# Start of INFORMATION SHOWN

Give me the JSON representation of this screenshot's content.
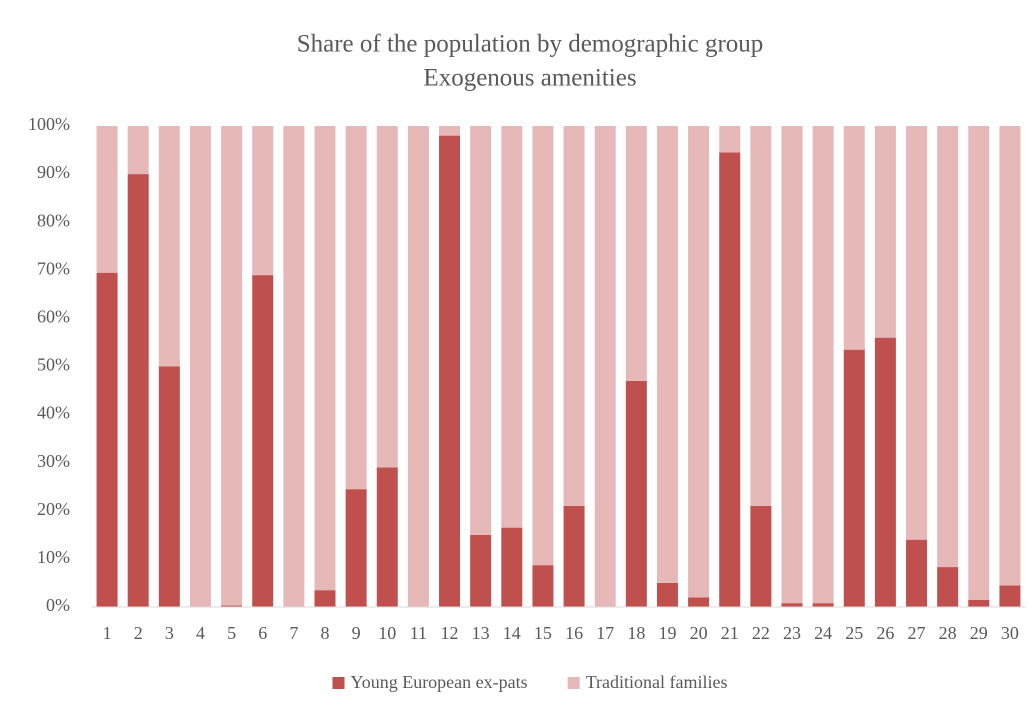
{
  "chart_data": {
    "type": "stacked-bar",
    "title": "Share of the population by demographic group",
    "subtitle": "Exogenous amenities",
    "categories": [
      "1",
      "2",
      "3",
      "4",
      "5",
      "6",
      "7",
      "8",
      "9",
      "10",
      "11",
      "12",
      "13",
      "14",
      "15",
      "16",
      "17",
      "18",
      "19",
      "20",
      "21",
      "22",
      "23",
      "24",
      "25",
      "26",
      "27",
      "28",
      "29",
      "30"
    ],
    "series": [
      {
        "name": "Young European ex-pats",
        "color": "#c0504d",
        "values": [
          69.5,
          90,
          50,
          0,
          0.3,
          69,
          0,
          3.5,
          24.5,
          29,
          0,
          98,
          15,
          16.5,
          8.7,
          21,
          0,
          47,
          5,
          2,
          94.5,
          21,
          0.8,
          0.8,
          53.5,
          56,
          14,
          8.3,
          1.5,
          4.5
        ]
      },
      {
        "name": "Traditional families",
        "color": "#e6b9b8",
        "values": [
          30.5,
          10,
          50,
          100,
          99.7,
          31,
          100,
          96.5,
          75.5,
          71,
          100,
          2,
          85,
          83.5,
          91.3,
          79,
          100,
          53,
          95,
          98,
          5.5,
          79,
          99.2,
          99.2,
          46.5,
          44,
          86,
          91.7,
          98.5,
          95.5
        ]
      }
    ],
    "ylim": [
      0,
      100
    ],
    "yticks": [
      {
        "value": 0,
        "label": "0%"
      },
      {
        "value": 10,
        "label": "10%"
      },
      {
        "value": 20,
        "label": "20%"
      },
      {
        "value": 30,
        "label": "30%"
      },
      {
        "value": 40,
        "label": "40%"
      },
      {
        "value": 50,
        "label": "50%"
      },
      {
        "value": 60,
        "label": "60%"
      },
      {
        "value": 70,
        "label": "70%"
      },
      {
        "value": 80,
        "label": "80%"
      },
      {
        "value": 90,
        "label": "90%"
      },
      {
        "value": 100,
        "label": "100%"
      }
    ],
    "grid": false,
    "legend": "bottom"
  }
}
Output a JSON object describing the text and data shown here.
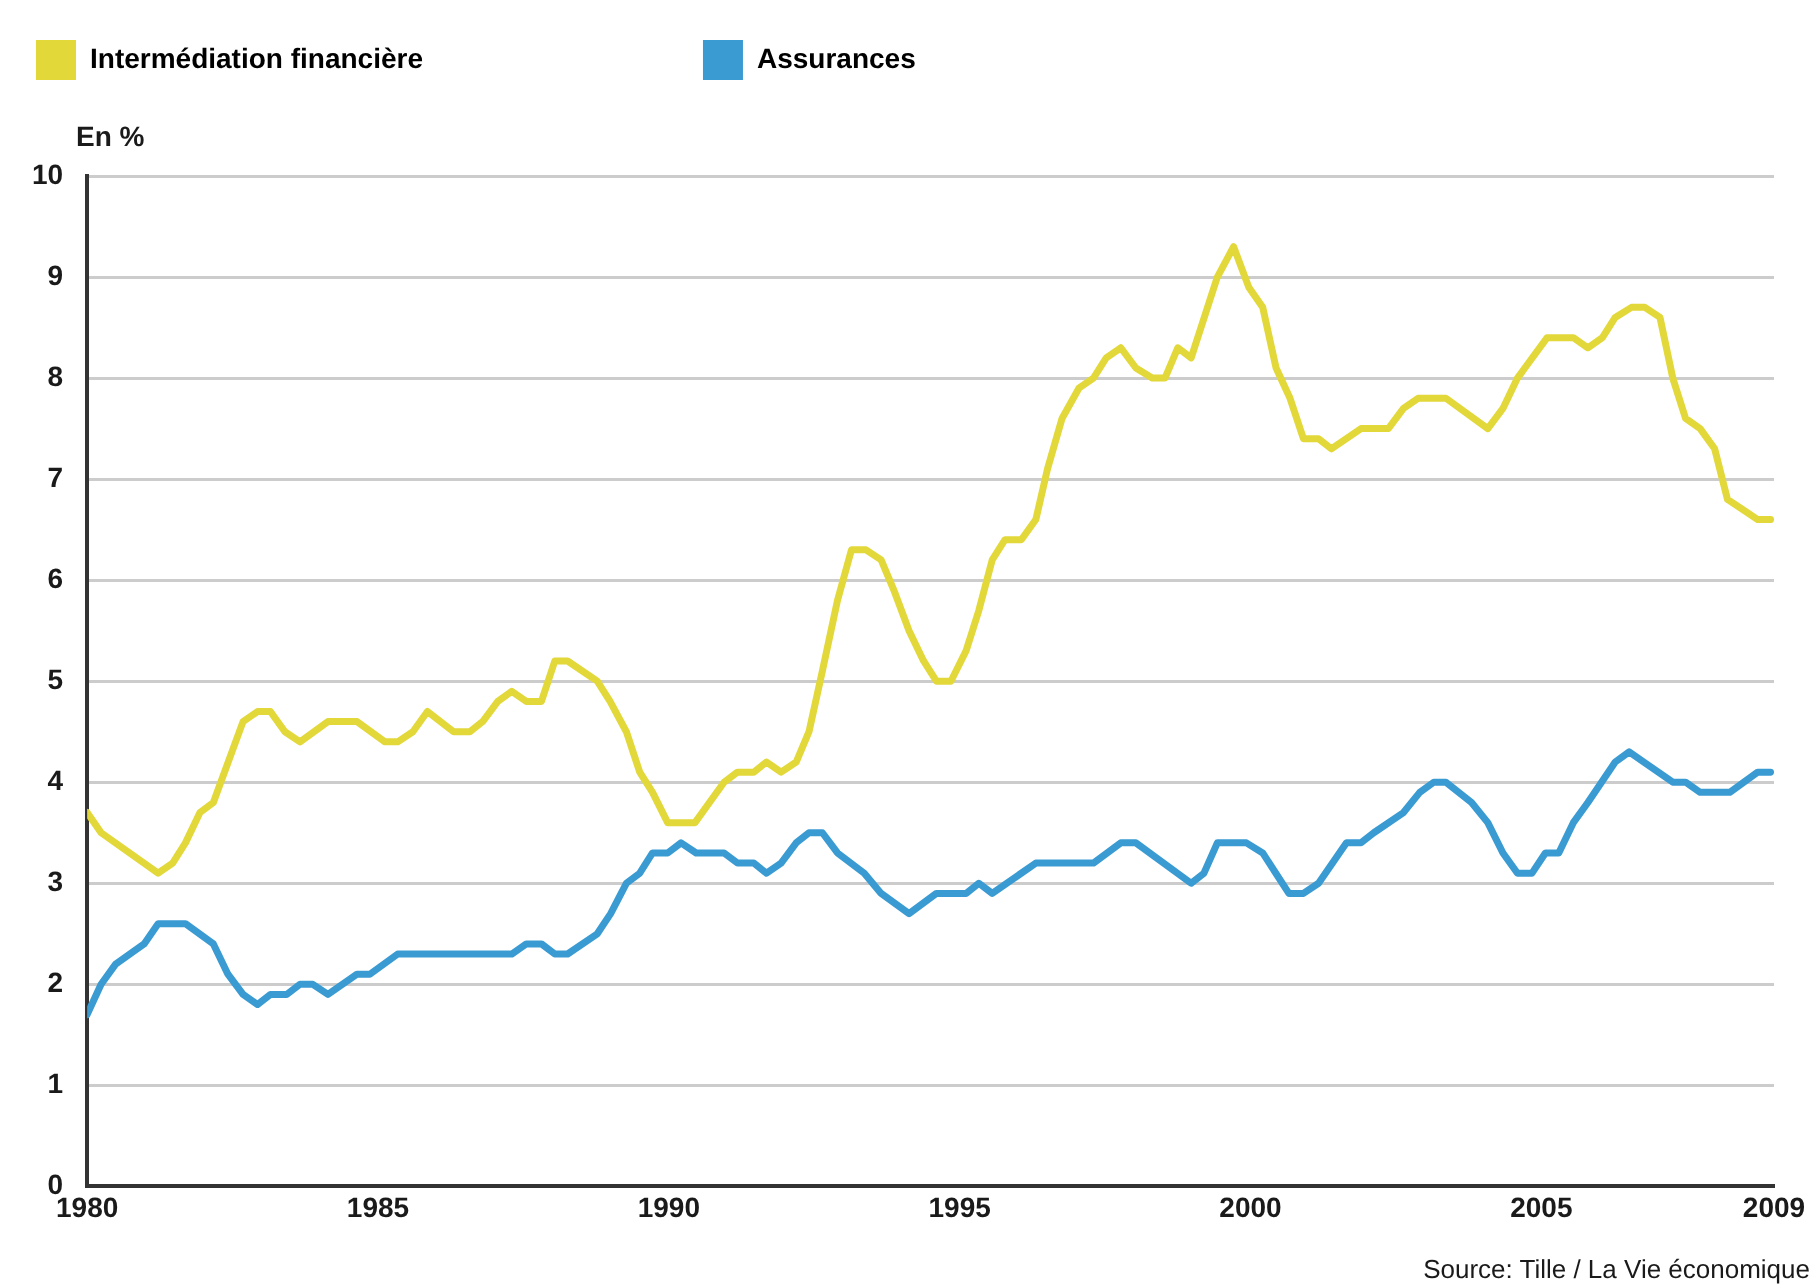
{
  "chart_data": {
    "type": "line",
    "ylabel": "En %",
    "xlim": [
      1980,
      2009
    ],
    "xticks": [
      1980,
      1985,
      1990,
      1995,
      2000,
      2005,
      2009
    ],
    "ylim": [
      0,
      10
    ],
    "yticks": [
      0,
      1,
      2,
      3,
      4,
      5,
      6,
      7,
      8,
      9,
      10
    ],
    "grid": "y",
    "legend": "top left",
    "marker": "none",
    "line_style": "solid",
    "annotations": [
      "Source: Tille / La Vie économique"
    ],
    "series": [
      {
        "name": "Intermédiation financière",
        "color": "#e2d83a",
        "x": [
          1980.0,
          1980.24,
          1981.22,
          1981.47,
          1981.69,
          1981.94,
          1982.17,
          1982.68,
          1982.93,
          1983.15,
          1983.4,
          1983.66,
          1984.14,
          1984.64,
          1985.12,
          1985.34,
          1985.6,
          1985.85,
          1986.3,
          1986.58,
          1986.8,
          1987.06,
          1987.3,
          1987.55,
          1987.81,
          1988.04,
          1988.26,
          1988.77,
          1988.99,
          1989.27,
          1989.5,
          1989.72,
          1989.98,
          1990.45,
          1990.95,
          1991.18,
          1991.46,
          1991.68,
          1991.93,
          1992.19,
          1992.41,
          1992.64,
          1992.9,
          1993.14,
          1993.39,
          1993.65,
          1993.87,
          1994.13,
          1994.38,
          1994.6,
          1994.85,
          1995.11,
          1995.33,
          1995.56,
          1995.78,
          1996.06,
          1996.31,
          1996.51,
          1996.76,
          1997.05,
          1997.3,
          1997.52,
          1997.77,
          1998.03,
          1998.31,
          1998.53,
          1998.75,
          1998.98,
          1999.43,
          1999.71,
          1999.97,
          2000.21,
          2000.44,
          2000.68,
          2000.91,
          2001.17,
          2001.39,
          2001.9,
          2002.37,
          2002.63,
          2002.88,
          2003.36,
          2004.08,
          2004.34,
          2004.59,
          2005.1,
          2005.55,
          2005.8,
          2006.05,
          2006.27,
          2006.55,
          2006.78,
          2007.04,
          2007.26,
          2007.48,
          2007.73,
          2007.98,
          2008.2,
          2008.72,
          2008.94
        ],
        "values": [
          3.7,
          3.5,
          3.1,
          3.2,
          3.4,
          3.7,
          3.8,
          4.6,
          4.7,
          4.7,
          4.5,
          4.4,
          4.6,
          4.6,
          4.4,
          4.4,
          4.5,
          4.7,
          4.5,
          4.5,
          4.6,
          4.8,
          4.9,
          4.8,
          4.8,
          5.2,
          5.2,
          5.0,
          4.8,
          4.5,
          4.1,
          3.9,
          3.6,
          3.6,
          4.0,
          4.1,
          4.1,
          4.2,
          4.1,
          4.2,
          4.5,
          5.1,
          5.8,
          6.3,
          6.3,
          6.2,
          5.9,
          5.5,
          5.2,
          5.0,
          5.0,
          5.3,
          5.7,
          6.2,
          6.4,
          6.4,
          6.6,
          7.1,
          7.6,
          7.9,
          8.0,
          8.2,
          8.3,
          8.1,
          8.0,
          8.0,
          8.3,
          8.2,
          9.0,
          9.3,
          8.9,
          8.7,
          8.1,
          7.8,
          7.4,
          7.4,
          7.3,
          7.5,
          7.5,
          7.7,
          7.8,
          7.8,
          7.5,
          7.7,
          8.0,
          8.4,
          8.4,
          8.3,
          8.4,
          8.6,
          8.7,
          8.7,
          8.6,
          8.0,
          7.6,
          7.5,
          7.3,
          6.8,
          6.6,
          6.6
        ]
      },
      {
        "name": "Assurances",
        "color": "#3a9bd3",
        "x": [
          1980.0,
          1980.24,
          1980.49,
          1980.98,
          1981.22,
          1981.69,
          1982.17,
          1982.42,
          1982.68,
          1982.93,
          1983.15,
          1983.43,
          1983.66,
          1983.88,
          1984.14,
          1984.64,
          1984.86,
          1985.34,
          1987.3,
          1987.55,
          1987.81,
          1988.04,
          1988.26,
          1988.77,
          1989.0,
          1989.27,
          1989.5,
          1989.72,
          1989.98,
          1990.21,
          1990.47,
          1990.95,
          1991.18,
          1991.46,
          1991.68,
          1991.93,
          1992.19,
          1992.41,
          1992.64,
          1992.9,
          1993.36,
          1993.65,
          1994.13,
          1994.6,
          1995.11,
          1995.33,
          1995.56,
          1996.31,
          1997.3,
          1997.77,
          1998.03,
          1998.98,
          1999.2,
          1999.43,
          1999.93,
          2000.21,
          2000.66,
          2000.91,
          2001.17,
          2001.65,
          2001.9,
          2002.12,
          2002.63,
          2002.91,
          2003.15,
          2003.36,
          2003.8,
          2004.08,
          2004.34,
          2004.59,
          2004.84,
          2005.07,
          2005.3,
          2005.55,
          2005.8,
          2006.27,
          2006.51,
          2007.26,
          2007.48,
          2007.73,
          2008.24,
          2008.72,
          2008.94
        ],
        "values": [
          1.7,
          2.0,
          2.2,
          2.4,
          2.6,
          2.6,
          2.4,
          2.1,
          1.9,
          1.8,
          1.9,
          1.9,
          2.0,
          2.0,
          1.9,
          2.1,
          2.1,
          2.3,
          2.3,
          2.4,
          2.4,
          2.3,
          2.3,
          2.5,
          2.7,
          3.0,
          3.1,
          3.3,
          3.3,
          3.4,
          3.3,
          3.3,
          3.2,
          3.2,
          3.1,
          3.2,
          3.4,
          3.5,
          3.5,
          3.3,
          3.1,
          2.9,
          2.7,
          2.9,
          2.9,
          3.0,
          2.9,
          3.2,
          3.2,
          3.4,
          3.4,
          3.0,
          3.1,
          3.4,
          3.4,
          3.3,
          2.9,
          2.9,
          3.0,
          3.4,
          3.4,
          3.5,
          3.7,
          3.9,
          4.0,
          4.0,
          3.8,
          3.6,
          3.3,
          3.1,
          3.1,
          3.3,
          3.3,
          3.6,
          3.8,
          4.2,
          4.3,
          4.0,
          4.0,
          3.9,
          3.9,
          4.1,
          4.1
        ]
      }
    ]
  }
}
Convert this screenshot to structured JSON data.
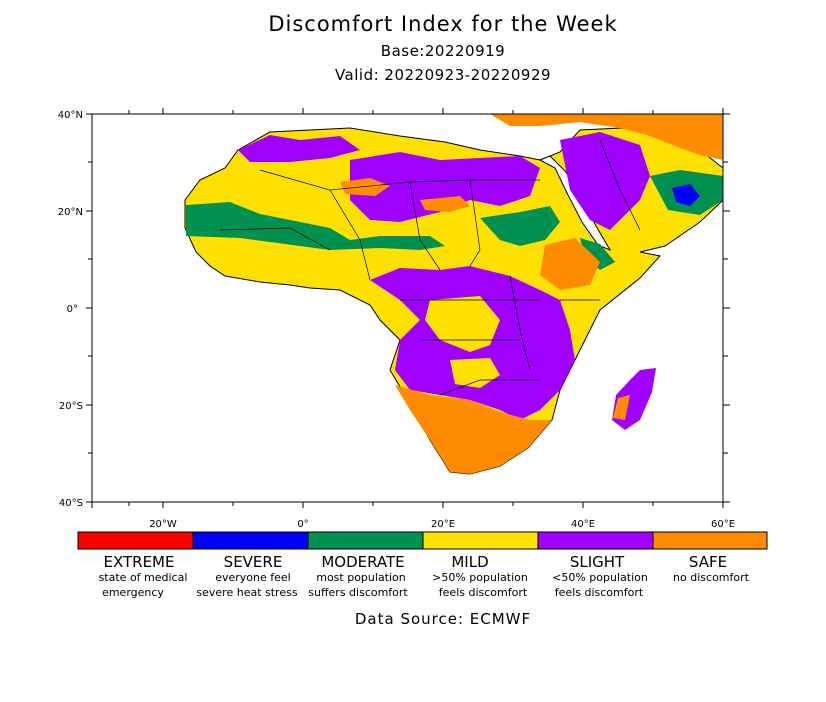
{
  "header": {
    "title": "Discomfort Index for the Week",
    "base": "Base:20220919",
    "valid": "Valid: 20220923-20220929"
  },
  "axes": {
    "lat_ticks": [
      "40°N",
      "20°N",
      "0°",
      "20°S",
      "40°S"
    ],
    "lon_ticks": [
      "20°W",
      "0°",
      "20°E",
      "40°E",
      "60°E"
    ]
  },
  "legend": [
    {
      "name": "EXTREME",
      "color": "#ff0000",
      "desc1": "state of medical",
      "desc2": "emergency"
    },
    {
      "name": "SEVERE",
      "color": "#0000ff",
      "desc1": "everyone feel",
      "desc2": "severe heat stress"
    },
    {
      "name": "MODERATE",
      "color": "#009150",
      "desc1": "most population",
      "desc2": "suffers discomfort"
    },
    {
      "name": "MILD",
      "color": "#ffe100",
      "desc1": ">50% population",
      "desc2": "feels discomfort"
    },
    {
      "name": "SLIGHT",
      "color": "#a000ff",
      "desc1": "<50% population",
      "desc2": "feels discomfort"
    },
    {
      "name": "SAFE",
      "color": "#ff8c00",
      "desc1": "no discomfort",
      "desc2": ""
    }
  ],
  "source": "Data Source: ECMWF"
}
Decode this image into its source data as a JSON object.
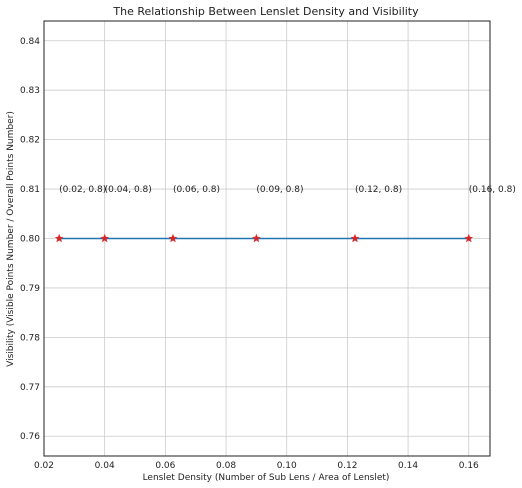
{
  "chart_data": {
    "type": "line",
    "title": "The Relationship Between Lenslet Density and Visibility",
    "xlabel": "Lenslet Density (Number of Sub Lens / Area of Lenslet)",
    "ylabel": "Visibility (Visible Points Number / Overall Points Number)",
    "xlim": [
      0.02,
      0.167
    ],
    "ylim": [
      0.756,
      0.844
    ],
    "grid": true,
    "xticks": [
      0.02,
      0.04,
      0.06,
      0.08,
      0.1,
      0.12,
      0.14,
      0.16
    ],
    "xtick_labels": [
      "0.02",
      "0.04",
      "0.06",
      "0.08",
      "0.10",
      "0.12",
      "0.14",
      "0.16"
    ],
    "yticks": [
      0.76,
      0.77,
      0.78,
      0.79,
      0.8,
      0.81,
      0.82,
      0.83,
      0.84
    ],
    "ytick_labels": [
      "0.76",
      "0.77",
      "0.78",
      "0.79",
      "0.80",
      "0.81",
      "0.82",
      "0.83",
      "0.84"
    ],
    "series": [
      {
        "x": [
          0.025,
          0.04,
          0.0625,
          0.09,
          0.1225,
          0.16
        ],
        "y": [
          0.8,
          0.8,
          0.8,
          0.8,
          0.8,
          0.8
        ],
        "line_color": "#1f77b4",
        "marker": "star",
        "marker_color": "#d62728"
      }
    ],
    "annotations": [
      {
        "text": "(0.02, 0.8)",
        "x": 0.025,
        "y": 0.81
      },
      {
        "text": "(0.04, 0.8)",
        "x": 0.04,
        "y": 0.81
      },
      {
        "text": "(0.06, 0.8)",
        "x": 0.0625,
        "y": 0.81
      },
      {
        "text": "(0.09, 0.8)",
        "x": 0.09,
        "y": 0.81
      },
      {
        "text": "(0.12, 0.8)",
        "x": 0.1225,
        "y": 0.81
      },
      {
        "text": "(0.16, 0.8)",
        "x": 0.16,
        "y": 0.81
      }
    ]
  }
}
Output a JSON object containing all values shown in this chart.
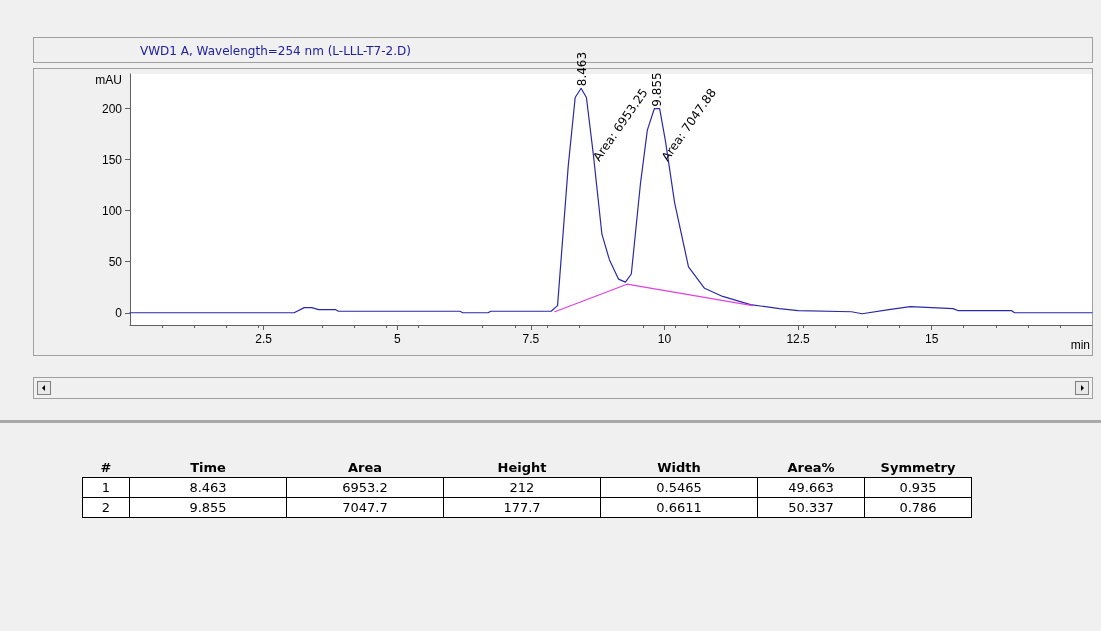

# End of INFORMATION SHOWN

__WHAT THE TASK REQUIRES__.
Drop the pictures, then write out only the lines running from the one containing "Decode this image" through the last line above, both included, exactly.

__SOLUTION FOR THIS EXERCISE__.
Decode this image into its source data as a JSON object.
{
  "chart_data": {
    "type": "line",
    "title": "The Relationship Between Lenslet Density and Visibility",
    "xlabel": "Lenslet Density (Number of Sub Lens / Area of Lenslet)",
    "ylabel": "Visibility (Visible Points Number / Overall Points Number)",
    "xlim": [
      0.02,
      0.167
    ],
    "ylim": [
      0.756,
      0.844
    ],
    "grid": true,
    "xticks": [
      0.02,
      0.04,
      0.06,
      0.08,
      0.1,
      0.12,
      0.14,
      0.16
    ],
    "xtick_labels": [
      "0.02",
      "0.04",
      "0.06",
      "0.08",
      "0.10",
      "0.12",
      "0.14",
      "0.16"
    ],
    "yticks": [
      0.76,
      0.77,
      0.78,
      0.79,
      0.8,
      0.81,
      0.82,
      0.83,
      0.84
    ],
    "ytick_labels": [
      "0.76",
      "0.77",
      "0.78",
      "0.79",
      "0.80",
      "0.81",
      "0.82",
      "0.83",
      "0.84"
    ],
    "series": [
      {
        "x": [
          0.025,
          0.04,
          0.0625,
          0.09,
          0.1225,
          0.16
        ],
        "y": [
          0.8,
          0.8,
          0.8,
          0.8,
          0.8,
          0.8
        ],
        "line_color": "#1f77b4",
        "marker": "star",
        "marker_color": "#d62728"
      }
    ],
    "annotations": [
      {
        "text": "(0.02, 0.8)",
        "x": 0.025,
        "y": 0.81
      },
      {
        "text": "(0.04, 0.8)",
        "x": 0.04,
        "y": 0.81
      },
      {
        "text": "(0.06, 0.8)",
        "x": 0.0625,
        "y": 0.81
      },
      {
        "text": "(0.09, 0.8)",
        "x": 0.09,
        "y": 0.81
      },
      {
        "text": "(0.12, 0.8)",
        "x": 0.1225,
        "y": 0.81
      },
      {
        "text": "(0.16, 0.8)",
        "x": 0.16,
        "y": 0.81
      }
    ]
  }
}
Output a JSON object containing all values shown in this chart.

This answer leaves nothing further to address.